Data listing
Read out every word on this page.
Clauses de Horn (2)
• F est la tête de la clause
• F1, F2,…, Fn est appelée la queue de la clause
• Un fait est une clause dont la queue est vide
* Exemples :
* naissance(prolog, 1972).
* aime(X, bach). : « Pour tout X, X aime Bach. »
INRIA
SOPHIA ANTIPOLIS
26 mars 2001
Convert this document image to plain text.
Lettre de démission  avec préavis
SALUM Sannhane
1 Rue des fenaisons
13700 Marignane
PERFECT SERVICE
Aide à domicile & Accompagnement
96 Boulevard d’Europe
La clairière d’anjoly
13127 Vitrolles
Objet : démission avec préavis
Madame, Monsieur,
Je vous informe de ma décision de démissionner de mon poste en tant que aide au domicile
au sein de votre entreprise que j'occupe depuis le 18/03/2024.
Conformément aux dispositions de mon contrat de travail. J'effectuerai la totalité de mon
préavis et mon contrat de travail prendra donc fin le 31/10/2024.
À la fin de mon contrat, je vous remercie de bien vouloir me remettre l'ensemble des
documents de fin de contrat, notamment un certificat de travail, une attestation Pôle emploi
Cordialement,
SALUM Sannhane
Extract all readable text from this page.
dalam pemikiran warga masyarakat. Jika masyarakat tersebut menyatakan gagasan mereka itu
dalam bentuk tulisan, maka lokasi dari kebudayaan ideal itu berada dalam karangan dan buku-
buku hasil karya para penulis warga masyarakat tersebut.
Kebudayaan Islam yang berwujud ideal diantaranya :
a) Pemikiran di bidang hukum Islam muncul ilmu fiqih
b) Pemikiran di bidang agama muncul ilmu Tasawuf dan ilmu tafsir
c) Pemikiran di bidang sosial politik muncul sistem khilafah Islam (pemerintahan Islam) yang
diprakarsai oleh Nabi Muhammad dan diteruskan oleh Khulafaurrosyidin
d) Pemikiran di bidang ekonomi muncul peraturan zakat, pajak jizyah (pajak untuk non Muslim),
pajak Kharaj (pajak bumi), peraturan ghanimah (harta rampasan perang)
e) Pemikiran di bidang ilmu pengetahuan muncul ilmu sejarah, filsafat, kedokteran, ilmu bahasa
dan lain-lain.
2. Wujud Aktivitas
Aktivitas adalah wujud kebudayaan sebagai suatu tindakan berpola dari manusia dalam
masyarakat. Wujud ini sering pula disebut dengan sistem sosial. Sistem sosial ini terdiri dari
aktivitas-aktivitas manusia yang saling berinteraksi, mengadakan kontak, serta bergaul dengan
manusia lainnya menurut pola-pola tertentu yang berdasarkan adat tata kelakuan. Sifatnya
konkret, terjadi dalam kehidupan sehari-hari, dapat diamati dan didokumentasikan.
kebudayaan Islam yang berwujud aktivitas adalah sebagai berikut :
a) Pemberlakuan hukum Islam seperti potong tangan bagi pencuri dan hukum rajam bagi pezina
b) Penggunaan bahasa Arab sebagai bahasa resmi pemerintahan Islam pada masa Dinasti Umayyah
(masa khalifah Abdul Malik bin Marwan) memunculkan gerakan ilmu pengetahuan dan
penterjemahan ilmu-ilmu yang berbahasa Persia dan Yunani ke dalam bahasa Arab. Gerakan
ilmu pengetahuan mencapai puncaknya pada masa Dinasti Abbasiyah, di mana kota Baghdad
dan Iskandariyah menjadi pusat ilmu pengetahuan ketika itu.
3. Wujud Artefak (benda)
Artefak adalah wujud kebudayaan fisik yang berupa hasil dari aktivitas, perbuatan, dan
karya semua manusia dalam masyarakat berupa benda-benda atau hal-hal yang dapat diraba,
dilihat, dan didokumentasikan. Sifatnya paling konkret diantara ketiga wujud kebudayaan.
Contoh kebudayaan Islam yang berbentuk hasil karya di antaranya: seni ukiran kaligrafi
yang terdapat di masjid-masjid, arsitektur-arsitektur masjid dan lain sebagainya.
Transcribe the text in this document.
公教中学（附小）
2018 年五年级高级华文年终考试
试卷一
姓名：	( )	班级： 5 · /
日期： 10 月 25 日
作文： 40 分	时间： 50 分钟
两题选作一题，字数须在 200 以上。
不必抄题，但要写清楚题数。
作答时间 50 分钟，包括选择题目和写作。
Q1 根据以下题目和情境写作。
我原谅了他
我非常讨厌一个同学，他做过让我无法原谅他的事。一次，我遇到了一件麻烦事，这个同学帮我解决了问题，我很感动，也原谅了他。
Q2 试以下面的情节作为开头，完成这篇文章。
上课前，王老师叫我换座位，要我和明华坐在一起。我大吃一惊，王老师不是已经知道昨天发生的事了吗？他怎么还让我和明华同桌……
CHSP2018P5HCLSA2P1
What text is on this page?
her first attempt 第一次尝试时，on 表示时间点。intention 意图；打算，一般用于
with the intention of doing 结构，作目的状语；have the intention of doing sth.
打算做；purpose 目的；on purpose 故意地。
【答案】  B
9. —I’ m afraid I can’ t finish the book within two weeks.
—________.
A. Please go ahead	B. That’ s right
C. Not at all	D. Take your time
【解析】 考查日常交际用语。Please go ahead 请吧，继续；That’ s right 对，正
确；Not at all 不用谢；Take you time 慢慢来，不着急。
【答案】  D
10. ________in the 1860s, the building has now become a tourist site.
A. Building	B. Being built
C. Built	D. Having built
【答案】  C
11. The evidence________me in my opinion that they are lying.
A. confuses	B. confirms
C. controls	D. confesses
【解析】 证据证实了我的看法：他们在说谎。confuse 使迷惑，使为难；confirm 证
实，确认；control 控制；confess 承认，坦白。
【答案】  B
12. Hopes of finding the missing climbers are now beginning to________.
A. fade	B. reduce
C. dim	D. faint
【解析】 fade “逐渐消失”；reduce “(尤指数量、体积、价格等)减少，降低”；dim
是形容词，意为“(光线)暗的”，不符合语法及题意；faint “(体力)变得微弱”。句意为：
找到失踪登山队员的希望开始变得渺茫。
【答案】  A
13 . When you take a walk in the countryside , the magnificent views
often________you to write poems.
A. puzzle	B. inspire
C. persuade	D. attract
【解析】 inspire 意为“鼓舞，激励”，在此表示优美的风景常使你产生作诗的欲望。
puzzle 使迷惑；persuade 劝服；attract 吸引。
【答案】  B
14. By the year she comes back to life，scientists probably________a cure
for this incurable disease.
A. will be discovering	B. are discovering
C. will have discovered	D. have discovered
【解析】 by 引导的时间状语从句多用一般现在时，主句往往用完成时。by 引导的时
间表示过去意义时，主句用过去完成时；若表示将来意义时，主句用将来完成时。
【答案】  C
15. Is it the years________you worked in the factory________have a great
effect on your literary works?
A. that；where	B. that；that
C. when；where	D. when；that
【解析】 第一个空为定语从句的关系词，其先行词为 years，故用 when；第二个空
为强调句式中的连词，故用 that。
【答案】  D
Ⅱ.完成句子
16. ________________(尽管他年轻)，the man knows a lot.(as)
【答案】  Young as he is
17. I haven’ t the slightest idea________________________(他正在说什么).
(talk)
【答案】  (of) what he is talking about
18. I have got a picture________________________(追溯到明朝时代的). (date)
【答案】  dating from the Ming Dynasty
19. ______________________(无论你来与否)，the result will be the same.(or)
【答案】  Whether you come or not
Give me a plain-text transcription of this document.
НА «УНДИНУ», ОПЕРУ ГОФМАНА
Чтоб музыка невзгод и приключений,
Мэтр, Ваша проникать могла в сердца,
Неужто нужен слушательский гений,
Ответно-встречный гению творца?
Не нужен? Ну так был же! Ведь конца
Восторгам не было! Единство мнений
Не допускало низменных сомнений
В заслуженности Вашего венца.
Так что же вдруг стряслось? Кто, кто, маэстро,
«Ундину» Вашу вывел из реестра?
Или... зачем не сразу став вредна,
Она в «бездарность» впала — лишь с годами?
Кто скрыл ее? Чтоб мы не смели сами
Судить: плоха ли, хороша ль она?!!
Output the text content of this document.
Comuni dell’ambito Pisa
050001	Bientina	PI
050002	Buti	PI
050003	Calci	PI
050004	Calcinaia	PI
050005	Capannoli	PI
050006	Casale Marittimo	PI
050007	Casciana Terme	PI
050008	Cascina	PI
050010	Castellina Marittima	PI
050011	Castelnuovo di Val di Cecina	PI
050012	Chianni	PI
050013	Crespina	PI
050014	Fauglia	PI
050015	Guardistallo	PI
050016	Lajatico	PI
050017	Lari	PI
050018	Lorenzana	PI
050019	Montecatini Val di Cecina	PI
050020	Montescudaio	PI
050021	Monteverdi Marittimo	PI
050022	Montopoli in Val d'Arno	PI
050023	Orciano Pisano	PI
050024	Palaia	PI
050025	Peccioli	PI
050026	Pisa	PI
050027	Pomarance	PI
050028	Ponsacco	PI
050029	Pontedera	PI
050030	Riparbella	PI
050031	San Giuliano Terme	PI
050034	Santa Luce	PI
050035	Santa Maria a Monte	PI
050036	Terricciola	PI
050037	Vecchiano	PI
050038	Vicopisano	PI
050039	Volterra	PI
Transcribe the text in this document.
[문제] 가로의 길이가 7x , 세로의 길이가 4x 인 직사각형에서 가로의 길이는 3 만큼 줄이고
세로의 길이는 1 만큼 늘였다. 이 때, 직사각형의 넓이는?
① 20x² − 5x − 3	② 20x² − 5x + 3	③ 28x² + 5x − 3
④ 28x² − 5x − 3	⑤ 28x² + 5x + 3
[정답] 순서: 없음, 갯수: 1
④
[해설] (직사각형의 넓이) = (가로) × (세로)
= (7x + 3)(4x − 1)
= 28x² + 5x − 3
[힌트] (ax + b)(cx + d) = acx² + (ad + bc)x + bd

# [CHALLENGE]
The line containing "Output the text content of this document." and every line after it, through the end of the records, should be repeated exactly and alone.

# [TASK ANSWER]
Output the text content of this document.
Comuni dell’ambito Pisa
050001	Bientina	PI
050002	Buti	PI
050003	Calci	PI
050004	Calcinaia	PI
050005	Capannoli	PI
050006	Casale Marittimo	PI
050007	Casciana Terme	PI
050008	Cascina	PI
050010	Castellina Marittima	PI
050011	Castelnuovo di Val di Cecina	PI
050012	Chianni	PI
050013	Crespina	PI
050014	Fauglia	PI
050015	Guardistallo	PI
050016	Lajatico	PI
050017	Lari	PI
050018	Lorenzana	PI
050019	Montecatini Val di Cecina	PI
050020	Montescudaio	PI
050021	Monteverdi Marittimo	PI
050022	Montopoli in Val d'Arno	PI
050023	Orciano Pisano	PI
050024	Palaia	PI
050025	Peccioli	PI
050026	Pisa	PI
050027	Pomarance	PI
050028	Ponsacco	PI
050029	Pontedera	PI
050030	Riparbella	PI
050031	San Giuliano Terme	PI
050034	Santa Luce	PI
050035	Santa Maria a Monte	PI
050036	Terricciola	PI
050037	Vecchiano	PI
050038	Vicopisano	PI
050039	Volterra	PI
Transcribe the text in this document.
[문제] 가로의 길이가 7x , 세로의 길이가 4x 인 직사각형에서 가로의 길이는 3 만큼 줄이고
세로의 길이는 1 만큼 늘였다. 이 때, 직사각형의 넓이는?
① 20x² − 5x − 3	② 20x² − 5x + 3	③ 28x² + 5x − 3
④ 28x² − 5x − 3	⑤ 28x² + 5x + 3
[정답] 순서: 없음, 갯수: 1
④
[해설] (직사각형의 넓이) = (가로) × (세로)
= (7x + 3)(4x − 1)
= 28x² + 5x − 3
[힌트] (ax + b)(cx + d) = acx² + (ad + bc)x + bd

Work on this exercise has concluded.